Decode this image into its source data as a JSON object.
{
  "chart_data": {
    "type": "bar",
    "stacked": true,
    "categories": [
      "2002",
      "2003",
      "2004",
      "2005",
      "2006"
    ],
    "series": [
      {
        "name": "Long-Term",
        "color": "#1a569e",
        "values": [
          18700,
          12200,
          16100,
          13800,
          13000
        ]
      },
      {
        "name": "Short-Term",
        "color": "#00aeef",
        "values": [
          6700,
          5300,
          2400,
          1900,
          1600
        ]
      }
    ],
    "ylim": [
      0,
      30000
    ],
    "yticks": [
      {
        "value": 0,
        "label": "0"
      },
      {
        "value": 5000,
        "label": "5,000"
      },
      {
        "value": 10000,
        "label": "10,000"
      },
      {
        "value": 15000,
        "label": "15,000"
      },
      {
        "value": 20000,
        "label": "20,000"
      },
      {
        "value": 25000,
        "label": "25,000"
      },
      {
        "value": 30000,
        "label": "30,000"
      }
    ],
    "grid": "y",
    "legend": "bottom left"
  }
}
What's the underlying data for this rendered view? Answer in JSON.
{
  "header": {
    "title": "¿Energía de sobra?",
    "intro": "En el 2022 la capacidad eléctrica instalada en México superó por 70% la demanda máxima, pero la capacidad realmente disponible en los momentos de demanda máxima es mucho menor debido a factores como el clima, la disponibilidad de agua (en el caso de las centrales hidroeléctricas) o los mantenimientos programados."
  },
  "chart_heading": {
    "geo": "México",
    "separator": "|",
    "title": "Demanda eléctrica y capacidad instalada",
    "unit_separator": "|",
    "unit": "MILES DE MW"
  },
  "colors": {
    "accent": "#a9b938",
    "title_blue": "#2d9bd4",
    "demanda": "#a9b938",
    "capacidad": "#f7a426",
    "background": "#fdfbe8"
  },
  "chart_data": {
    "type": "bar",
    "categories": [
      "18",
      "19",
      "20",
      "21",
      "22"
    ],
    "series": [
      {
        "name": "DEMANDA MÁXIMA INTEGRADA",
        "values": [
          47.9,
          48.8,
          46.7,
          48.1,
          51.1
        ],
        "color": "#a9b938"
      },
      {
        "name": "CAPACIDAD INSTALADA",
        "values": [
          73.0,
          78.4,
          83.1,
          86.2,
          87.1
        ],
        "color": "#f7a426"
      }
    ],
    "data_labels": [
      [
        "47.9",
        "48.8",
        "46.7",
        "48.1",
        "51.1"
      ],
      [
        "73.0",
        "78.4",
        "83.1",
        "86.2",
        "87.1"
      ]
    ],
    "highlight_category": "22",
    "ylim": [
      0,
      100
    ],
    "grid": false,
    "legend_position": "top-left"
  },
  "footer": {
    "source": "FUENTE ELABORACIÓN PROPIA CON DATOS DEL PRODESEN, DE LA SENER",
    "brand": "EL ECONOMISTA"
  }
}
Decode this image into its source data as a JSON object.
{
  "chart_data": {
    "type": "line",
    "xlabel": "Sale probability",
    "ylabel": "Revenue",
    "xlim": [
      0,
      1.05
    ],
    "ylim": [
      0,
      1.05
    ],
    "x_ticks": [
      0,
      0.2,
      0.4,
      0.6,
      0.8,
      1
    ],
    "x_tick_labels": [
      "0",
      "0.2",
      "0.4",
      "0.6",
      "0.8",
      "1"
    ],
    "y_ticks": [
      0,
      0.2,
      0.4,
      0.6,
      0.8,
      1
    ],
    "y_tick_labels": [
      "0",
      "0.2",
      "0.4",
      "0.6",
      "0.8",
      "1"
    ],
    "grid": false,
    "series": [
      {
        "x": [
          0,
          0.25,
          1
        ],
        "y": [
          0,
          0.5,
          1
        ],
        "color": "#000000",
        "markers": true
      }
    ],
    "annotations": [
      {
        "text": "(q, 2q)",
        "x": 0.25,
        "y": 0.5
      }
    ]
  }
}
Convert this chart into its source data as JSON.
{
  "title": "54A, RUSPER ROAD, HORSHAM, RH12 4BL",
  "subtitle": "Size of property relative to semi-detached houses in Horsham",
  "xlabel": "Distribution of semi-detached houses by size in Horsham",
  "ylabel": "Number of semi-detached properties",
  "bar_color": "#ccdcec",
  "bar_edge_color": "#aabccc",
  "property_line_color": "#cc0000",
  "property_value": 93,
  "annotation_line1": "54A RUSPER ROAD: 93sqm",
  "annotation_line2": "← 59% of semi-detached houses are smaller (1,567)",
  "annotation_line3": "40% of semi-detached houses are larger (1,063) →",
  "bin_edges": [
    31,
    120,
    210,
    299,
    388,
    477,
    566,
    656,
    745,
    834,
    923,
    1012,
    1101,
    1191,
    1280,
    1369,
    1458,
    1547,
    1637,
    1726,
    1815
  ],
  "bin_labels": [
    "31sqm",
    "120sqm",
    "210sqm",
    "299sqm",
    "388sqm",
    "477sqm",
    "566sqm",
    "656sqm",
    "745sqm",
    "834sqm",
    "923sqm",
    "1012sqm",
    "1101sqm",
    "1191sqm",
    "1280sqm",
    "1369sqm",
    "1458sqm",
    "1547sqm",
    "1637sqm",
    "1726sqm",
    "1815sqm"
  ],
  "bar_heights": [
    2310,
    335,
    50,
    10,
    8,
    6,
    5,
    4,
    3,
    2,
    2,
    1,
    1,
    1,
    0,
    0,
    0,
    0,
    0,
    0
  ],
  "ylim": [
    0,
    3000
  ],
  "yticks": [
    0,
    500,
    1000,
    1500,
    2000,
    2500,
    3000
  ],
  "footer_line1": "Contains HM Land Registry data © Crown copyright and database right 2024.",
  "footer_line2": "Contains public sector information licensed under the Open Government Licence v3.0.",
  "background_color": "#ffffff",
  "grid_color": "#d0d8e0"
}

____________________

• **Written instruction**: Find the word "JSON" in the data and show each line that holds it.

• **In response**:
Decode this image into its source data as a JSON object.
What's the underlying data for this rendered view? Answer in JSON.
Decode this image into its source data as a JSON object.
Convert this chart into its source data as JSON.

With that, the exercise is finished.